Information given.
===
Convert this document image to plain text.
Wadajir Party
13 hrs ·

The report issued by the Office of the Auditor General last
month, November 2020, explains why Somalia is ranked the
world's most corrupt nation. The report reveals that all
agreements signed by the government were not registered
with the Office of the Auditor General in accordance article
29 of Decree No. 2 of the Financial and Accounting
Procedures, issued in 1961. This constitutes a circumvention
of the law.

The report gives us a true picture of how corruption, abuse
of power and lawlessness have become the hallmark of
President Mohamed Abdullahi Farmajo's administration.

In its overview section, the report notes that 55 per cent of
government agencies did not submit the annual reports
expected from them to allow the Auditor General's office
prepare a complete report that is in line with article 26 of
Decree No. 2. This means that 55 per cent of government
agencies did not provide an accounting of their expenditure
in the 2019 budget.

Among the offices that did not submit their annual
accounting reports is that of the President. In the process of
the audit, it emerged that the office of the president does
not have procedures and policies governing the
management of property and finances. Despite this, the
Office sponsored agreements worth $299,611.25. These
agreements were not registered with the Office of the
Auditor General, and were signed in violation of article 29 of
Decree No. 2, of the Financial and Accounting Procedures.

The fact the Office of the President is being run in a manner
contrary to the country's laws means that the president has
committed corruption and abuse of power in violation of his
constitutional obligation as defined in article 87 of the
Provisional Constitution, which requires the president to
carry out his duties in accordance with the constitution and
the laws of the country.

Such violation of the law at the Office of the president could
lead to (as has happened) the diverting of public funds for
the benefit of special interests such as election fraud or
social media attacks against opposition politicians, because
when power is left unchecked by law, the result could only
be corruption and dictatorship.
===
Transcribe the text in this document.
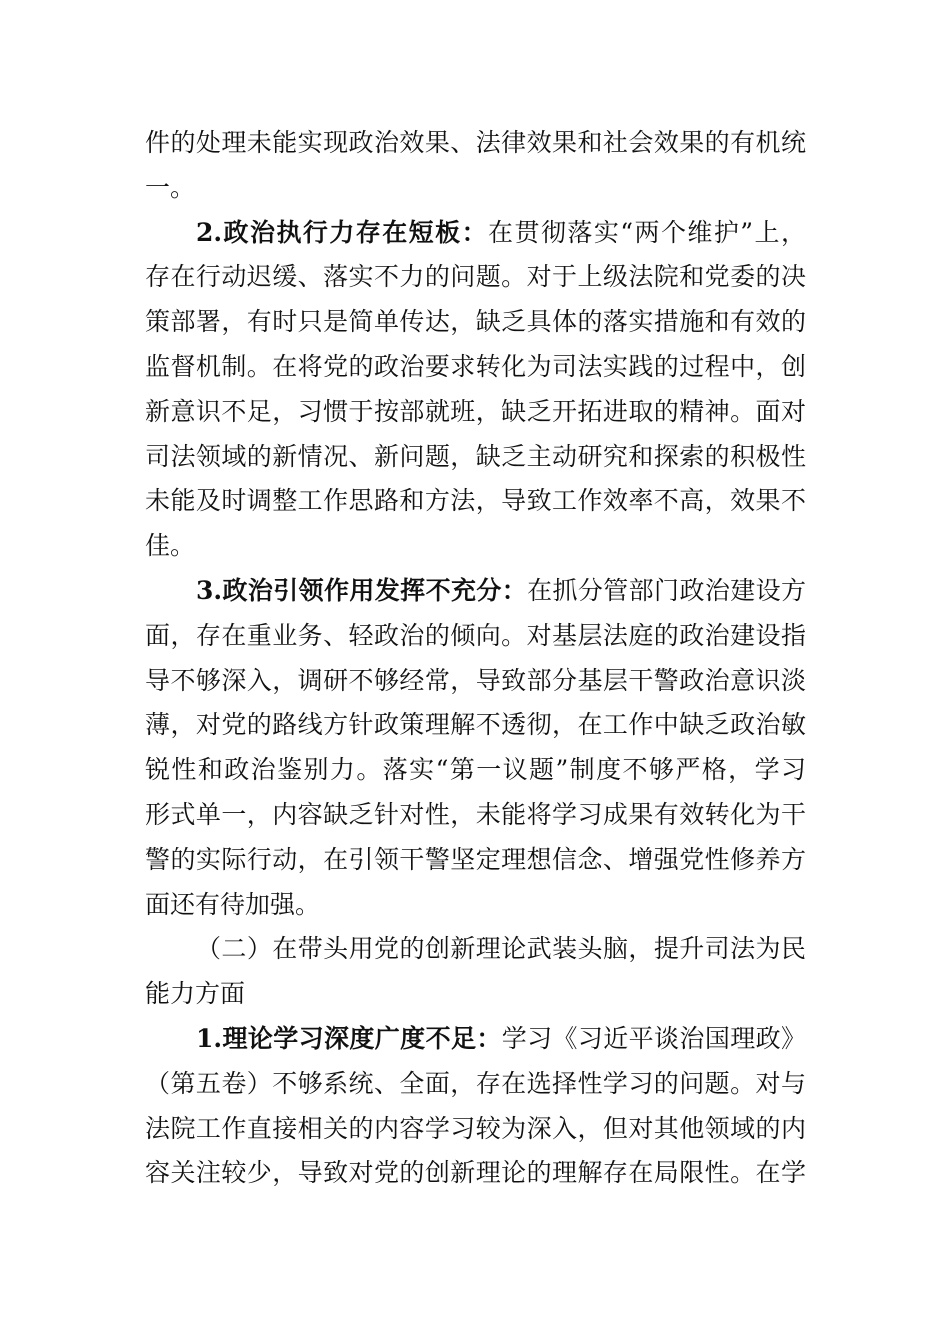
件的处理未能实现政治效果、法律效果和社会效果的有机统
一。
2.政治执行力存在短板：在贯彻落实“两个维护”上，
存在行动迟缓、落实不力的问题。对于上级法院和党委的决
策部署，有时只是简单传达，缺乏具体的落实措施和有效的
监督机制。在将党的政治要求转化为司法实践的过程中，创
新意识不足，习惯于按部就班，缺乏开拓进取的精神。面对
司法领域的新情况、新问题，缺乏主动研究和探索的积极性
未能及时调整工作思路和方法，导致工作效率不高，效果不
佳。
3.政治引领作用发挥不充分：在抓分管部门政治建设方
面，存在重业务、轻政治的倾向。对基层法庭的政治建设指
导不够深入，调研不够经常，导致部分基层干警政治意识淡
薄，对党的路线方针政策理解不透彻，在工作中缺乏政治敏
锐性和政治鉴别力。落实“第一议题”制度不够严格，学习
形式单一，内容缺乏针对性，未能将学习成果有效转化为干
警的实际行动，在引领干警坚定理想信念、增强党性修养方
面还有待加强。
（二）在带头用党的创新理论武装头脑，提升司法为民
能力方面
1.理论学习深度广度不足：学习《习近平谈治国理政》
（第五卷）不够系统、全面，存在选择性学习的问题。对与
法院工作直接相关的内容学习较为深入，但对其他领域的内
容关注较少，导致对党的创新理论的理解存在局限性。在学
===
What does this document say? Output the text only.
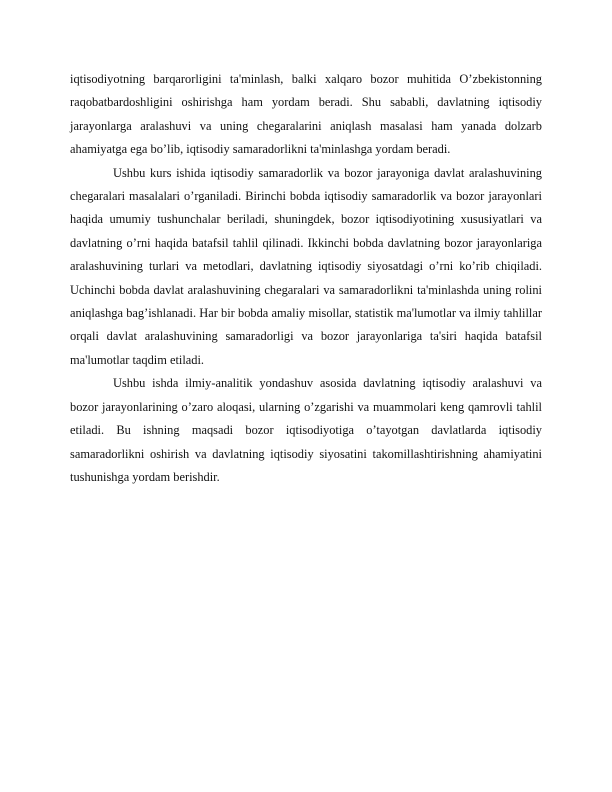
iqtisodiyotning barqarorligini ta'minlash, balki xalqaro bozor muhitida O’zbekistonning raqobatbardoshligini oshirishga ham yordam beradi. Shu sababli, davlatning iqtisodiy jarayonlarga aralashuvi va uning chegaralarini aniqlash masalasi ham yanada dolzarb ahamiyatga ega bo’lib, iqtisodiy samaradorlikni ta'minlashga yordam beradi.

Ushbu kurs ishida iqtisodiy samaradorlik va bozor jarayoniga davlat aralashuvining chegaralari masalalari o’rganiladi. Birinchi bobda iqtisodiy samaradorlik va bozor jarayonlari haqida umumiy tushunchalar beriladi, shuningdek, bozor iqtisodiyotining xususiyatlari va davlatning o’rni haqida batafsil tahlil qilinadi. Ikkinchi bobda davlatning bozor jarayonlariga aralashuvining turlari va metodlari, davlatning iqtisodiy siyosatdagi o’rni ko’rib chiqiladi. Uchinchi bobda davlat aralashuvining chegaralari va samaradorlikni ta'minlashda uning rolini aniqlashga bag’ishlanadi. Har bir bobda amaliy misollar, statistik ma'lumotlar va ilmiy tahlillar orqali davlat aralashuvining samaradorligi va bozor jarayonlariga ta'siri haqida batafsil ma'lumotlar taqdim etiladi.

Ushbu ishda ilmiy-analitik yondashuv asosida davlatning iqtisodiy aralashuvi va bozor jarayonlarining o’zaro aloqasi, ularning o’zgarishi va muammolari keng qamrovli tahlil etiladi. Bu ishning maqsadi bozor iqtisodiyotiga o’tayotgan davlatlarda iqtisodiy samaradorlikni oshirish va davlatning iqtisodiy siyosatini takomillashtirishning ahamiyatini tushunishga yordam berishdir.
===
Extract every line containing the string "corruption" from the material.

The report gives us a true picture of how corruption, abuse
committed corruption and abuse of power in violation of his
be corruption and dictatorship.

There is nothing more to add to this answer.